** START Material for the task **

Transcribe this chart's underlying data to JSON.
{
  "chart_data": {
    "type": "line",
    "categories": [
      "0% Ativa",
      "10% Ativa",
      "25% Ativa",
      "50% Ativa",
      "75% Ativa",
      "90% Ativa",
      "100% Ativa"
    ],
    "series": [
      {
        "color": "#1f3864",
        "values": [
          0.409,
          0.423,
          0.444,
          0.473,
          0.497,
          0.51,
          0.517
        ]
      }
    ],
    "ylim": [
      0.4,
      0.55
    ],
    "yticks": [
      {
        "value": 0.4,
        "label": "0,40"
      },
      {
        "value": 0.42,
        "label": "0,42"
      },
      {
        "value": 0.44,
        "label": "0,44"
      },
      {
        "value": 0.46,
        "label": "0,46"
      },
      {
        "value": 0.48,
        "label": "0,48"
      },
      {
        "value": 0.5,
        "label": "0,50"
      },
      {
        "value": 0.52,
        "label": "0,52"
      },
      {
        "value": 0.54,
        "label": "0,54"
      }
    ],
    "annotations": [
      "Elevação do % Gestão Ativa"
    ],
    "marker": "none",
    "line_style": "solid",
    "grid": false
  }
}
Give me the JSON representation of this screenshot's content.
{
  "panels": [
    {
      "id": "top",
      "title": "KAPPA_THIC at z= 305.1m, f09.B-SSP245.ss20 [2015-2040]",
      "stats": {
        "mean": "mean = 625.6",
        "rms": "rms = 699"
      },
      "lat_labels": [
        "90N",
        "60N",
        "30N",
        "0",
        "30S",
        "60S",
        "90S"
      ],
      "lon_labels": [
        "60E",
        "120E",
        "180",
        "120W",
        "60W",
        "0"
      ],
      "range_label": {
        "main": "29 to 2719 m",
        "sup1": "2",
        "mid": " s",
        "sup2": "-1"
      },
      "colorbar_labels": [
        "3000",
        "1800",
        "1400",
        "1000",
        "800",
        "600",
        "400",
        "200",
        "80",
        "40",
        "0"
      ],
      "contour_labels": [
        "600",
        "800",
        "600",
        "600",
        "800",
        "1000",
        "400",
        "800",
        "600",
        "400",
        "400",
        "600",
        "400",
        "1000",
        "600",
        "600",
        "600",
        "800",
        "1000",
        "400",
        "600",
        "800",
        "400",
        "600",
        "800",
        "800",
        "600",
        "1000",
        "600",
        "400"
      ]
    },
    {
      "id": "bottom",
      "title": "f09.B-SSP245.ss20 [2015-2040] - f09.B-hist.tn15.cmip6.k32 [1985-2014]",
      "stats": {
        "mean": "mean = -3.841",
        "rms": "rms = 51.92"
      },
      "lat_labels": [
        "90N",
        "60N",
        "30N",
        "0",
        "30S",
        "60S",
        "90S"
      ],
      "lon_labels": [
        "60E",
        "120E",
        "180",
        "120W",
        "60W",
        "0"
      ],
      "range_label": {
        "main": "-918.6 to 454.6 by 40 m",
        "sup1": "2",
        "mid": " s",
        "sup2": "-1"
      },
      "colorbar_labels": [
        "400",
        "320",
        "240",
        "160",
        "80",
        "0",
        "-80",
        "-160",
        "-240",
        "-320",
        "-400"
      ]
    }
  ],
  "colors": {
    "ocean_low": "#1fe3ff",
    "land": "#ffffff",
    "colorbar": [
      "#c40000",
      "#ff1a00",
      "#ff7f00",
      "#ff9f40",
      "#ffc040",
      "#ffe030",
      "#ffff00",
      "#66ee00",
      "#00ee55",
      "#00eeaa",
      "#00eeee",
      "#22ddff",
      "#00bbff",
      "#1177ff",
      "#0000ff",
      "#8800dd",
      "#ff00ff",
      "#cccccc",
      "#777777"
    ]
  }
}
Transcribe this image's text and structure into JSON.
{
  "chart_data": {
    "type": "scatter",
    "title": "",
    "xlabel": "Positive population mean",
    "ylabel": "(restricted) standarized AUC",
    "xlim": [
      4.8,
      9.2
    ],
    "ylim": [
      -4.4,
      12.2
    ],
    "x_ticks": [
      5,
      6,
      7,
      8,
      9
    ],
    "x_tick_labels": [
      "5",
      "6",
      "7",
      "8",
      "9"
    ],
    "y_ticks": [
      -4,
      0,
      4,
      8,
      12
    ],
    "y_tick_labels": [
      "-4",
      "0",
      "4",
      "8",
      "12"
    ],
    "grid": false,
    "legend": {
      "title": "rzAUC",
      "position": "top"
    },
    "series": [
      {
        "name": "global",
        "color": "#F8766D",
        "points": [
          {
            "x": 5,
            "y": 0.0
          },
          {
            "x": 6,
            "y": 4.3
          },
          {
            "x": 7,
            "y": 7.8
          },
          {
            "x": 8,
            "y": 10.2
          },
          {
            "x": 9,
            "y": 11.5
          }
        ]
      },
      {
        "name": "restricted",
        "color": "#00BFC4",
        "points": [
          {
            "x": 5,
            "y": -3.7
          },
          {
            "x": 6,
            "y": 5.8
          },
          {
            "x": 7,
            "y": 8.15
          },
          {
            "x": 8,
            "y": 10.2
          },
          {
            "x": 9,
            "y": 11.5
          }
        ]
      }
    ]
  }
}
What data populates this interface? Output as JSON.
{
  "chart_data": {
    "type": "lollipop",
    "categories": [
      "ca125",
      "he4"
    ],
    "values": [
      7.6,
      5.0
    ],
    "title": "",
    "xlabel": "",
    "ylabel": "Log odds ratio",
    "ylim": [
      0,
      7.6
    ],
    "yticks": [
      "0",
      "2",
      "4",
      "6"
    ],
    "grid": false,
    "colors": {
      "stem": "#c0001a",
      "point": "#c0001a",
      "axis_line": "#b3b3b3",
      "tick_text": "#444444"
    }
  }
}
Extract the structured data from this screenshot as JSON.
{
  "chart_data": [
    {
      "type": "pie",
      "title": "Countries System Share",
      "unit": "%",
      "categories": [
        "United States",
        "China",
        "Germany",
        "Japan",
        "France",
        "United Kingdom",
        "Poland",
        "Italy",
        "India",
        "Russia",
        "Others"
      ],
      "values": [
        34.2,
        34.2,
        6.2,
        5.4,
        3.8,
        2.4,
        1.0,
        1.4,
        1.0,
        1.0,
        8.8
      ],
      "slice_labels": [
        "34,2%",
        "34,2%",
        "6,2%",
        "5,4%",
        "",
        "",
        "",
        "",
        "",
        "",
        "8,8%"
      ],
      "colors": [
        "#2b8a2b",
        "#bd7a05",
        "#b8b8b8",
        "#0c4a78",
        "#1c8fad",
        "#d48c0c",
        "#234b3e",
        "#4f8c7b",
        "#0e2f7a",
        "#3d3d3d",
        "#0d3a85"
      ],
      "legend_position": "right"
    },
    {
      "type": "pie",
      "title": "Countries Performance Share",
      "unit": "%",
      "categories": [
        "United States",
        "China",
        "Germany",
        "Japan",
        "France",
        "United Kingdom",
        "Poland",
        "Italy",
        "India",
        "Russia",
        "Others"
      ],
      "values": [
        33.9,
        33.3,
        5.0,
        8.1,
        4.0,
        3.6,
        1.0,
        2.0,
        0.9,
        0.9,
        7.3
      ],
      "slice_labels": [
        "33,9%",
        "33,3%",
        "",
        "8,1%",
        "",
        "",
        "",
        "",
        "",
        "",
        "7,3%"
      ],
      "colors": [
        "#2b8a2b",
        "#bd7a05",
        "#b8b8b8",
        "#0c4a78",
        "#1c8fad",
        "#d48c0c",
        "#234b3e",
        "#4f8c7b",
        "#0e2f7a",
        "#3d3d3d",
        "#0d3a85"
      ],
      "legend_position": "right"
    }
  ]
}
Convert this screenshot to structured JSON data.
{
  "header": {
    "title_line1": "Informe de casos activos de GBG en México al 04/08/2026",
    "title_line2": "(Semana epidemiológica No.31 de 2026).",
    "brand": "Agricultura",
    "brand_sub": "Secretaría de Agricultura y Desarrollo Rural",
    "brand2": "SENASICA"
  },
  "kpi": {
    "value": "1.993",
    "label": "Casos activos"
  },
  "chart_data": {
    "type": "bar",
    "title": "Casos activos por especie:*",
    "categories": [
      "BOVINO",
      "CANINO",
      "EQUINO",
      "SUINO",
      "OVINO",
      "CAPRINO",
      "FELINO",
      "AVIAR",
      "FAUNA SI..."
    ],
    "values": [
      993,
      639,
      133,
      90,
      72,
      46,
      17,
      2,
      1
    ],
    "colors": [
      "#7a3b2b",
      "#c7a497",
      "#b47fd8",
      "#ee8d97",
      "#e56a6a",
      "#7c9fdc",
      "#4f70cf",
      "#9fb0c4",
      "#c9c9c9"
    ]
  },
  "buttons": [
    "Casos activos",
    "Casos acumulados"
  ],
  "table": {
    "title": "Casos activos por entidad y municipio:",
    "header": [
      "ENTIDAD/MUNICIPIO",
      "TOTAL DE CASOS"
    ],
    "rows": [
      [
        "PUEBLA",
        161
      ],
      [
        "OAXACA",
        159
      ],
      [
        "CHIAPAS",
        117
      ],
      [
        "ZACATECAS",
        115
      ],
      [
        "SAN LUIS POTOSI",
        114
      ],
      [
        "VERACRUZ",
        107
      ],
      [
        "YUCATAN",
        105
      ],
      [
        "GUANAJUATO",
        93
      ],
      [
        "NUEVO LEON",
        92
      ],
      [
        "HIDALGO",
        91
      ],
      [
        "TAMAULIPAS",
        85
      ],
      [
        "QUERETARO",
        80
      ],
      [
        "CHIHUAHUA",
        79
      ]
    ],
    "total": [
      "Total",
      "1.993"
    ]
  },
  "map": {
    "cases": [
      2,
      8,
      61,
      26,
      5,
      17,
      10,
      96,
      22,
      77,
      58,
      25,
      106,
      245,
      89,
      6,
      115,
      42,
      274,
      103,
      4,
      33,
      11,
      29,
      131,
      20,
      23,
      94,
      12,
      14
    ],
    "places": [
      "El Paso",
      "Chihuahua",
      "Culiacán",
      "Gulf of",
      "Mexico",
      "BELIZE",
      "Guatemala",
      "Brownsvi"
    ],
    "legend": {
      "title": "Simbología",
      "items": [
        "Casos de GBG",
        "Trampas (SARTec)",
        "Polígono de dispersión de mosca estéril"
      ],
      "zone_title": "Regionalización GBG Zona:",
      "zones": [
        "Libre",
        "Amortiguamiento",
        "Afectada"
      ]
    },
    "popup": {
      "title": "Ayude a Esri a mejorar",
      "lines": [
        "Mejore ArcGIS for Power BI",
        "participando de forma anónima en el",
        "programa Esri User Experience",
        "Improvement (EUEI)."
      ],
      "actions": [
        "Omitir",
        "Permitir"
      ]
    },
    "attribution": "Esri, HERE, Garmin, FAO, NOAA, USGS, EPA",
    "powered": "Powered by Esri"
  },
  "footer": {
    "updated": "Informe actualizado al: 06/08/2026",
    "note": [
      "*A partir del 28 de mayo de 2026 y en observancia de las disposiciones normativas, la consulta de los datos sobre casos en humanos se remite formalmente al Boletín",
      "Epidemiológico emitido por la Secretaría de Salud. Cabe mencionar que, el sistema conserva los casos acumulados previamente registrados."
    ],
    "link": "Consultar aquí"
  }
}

** END Material for the task **

Search the data above for the word "Transcribe", then gather each line in which it appears.

**Response to the exercise:**
Transcribe this chart's underlying data to JSON.
Transcribe this image's text and structure into JSON.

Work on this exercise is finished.